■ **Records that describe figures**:
#####
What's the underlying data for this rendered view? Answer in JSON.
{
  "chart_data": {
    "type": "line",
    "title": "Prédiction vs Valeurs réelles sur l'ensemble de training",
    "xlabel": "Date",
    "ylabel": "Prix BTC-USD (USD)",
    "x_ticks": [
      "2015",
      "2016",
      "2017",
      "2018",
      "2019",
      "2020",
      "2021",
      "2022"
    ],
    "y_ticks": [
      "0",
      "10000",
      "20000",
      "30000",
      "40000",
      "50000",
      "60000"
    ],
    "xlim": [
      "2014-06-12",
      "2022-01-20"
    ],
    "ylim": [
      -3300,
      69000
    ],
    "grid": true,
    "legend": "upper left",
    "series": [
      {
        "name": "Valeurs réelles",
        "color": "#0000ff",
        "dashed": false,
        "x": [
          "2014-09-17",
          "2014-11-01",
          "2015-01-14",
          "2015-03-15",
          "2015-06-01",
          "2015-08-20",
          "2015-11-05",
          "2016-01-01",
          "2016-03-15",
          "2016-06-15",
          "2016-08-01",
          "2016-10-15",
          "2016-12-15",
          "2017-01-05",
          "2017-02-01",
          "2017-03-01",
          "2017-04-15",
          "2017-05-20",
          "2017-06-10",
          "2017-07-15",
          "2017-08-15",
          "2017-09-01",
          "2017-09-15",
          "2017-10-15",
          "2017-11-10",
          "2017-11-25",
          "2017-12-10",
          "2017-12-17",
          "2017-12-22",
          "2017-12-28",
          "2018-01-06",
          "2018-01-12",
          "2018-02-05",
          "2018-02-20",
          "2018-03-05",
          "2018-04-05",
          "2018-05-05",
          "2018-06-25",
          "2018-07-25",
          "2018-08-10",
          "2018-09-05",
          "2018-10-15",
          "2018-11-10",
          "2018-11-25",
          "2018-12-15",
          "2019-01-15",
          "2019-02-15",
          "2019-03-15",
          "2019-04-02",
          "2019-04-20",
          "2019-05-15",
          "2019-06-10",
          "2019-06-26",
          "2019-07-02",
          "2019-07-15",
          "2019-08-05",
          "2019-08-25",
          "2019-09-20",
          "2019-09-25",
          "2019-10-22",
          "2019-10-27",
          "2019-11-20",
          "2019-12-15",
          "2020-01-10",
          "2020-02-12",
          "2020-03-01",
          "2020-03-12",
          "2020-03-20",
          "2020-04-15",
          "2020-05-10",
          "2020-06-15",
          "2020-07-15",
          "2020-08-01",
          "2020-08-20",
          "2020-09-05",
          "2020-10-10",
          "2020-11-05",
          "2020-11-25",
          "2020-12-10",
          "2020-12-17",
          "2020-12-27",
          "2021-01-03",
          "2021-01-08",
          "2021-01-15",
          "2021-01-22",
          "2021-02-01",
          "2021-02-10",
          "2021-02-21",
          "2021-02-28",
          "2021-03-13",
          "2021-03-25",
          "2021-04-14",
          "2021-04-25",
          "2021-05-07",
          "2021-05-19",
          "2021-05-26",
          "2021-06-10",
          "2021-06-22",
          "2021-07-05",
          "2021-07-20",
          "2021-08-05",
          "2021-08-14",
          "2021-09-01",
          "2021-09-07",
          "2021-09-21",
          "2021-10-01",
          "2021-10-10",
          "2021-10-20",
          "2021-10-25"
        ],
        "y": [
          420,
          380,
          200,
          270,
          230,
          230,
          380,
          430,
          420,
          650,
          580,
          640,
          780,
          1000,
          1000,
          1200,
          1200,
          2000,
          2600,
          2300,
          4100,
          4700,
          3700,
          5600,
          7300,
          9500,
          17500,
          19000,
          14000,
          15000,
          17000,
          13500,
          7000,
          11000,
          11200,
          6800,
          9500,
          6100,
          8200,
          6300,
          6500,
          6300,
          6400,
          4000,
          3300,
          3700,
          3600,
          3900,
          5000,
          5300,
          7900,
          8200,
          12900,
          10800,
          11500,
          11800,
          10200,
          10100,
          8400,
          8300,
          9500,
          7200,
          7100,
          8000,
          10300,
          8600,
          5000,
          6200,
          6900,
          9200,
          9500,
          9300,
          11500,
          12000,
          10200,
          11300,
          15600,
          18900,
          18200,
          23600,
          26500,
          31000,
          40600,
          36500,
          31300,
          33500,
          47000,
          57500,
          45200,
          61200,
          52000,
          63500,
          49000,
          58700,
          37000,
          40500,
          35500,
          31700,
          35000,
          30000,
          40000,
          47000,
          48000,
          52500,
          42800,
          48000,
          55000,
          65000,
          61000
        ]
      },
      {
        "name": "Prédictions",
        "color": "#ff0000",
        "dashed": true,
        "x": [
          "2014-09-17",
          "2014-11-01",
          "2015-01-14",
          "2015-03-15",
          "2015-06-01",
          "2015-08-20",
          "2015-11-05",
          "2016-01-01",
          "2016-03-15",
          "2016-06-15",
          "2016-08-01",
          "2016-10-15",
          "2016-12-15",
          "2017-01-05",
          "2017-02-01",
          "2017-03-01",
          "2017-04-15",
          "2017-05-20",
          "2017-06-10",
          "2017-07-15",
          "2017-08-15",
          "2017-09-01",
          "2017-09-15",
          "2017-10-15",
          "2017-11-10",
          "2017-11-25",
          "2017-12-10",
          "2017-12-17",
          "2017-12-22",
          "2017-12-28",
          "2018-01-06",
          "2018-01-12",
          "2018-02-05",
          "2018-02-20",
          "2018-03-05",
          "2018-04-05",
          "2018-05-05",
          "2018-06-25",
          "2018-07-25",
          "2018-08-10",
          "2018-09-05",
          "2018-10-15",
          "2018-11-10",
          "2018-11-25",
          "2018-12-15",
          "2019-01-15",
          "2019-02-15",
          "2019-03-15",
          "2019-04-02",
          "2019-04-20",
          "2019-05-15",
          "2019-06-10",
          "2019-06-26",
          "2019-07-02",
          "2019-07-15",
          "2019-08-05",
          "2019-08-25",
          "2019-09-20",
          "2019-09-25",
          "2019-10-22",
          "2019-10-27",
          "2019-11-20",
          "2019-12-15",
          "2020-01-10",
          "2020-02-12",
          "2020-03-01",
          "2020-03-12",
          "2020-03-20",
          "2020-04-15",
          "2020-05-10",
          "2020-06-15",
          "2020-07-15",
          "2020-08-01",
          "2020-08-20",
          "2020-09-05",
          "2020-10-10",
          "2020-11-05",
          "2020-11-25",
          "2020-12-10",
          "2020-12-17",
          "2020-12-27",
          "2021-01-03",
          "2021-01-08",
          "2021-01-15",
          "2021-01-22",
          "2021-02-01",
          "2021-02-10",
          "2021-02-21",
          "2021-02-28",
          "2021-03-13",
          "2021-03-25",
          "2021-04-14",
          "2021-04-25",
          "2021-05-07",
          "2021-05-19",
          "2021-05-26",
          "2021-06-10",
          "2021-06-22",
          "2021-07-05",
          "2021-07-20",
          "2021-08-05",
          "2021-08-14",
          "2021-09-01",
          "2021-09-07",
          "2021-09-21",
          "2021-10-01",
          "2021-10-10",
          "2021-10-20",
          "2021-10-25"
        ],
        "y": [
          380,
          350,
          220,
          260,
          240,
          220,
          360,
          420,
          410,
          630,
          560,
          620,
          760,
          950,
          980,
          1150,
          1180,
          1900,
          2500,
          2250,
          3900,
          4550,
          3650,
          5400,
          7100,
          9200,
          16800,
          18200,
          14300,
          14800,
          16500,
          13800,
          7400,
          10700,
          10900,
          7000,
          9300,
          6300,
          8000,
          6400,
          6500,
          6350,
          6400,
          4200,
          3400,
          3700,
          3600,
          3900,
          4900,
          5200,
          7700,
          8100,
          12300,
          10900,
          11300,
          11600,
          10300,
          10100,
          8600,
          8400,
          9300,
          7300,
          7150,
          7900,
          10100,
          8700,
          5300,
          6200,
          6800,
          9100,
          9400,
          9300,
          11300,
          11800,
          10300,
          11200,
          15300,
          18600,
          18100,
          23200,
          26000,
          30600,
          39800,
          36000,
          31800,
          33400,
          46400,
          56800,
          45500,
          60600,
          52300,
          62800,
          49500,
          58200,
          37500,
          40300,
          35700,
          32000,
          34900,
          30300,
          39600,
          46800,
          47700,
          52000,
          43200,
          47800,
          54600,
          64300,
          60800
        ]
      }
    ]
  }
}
#####
■ **What is required**:
Go through the material and select each line with the string "réelles" in it.

■ **Result of the exercise**:
    "title": "Prédiction vs Valeurs réelles sur l'ensemble de training",
        "name": "Valeurs réelles",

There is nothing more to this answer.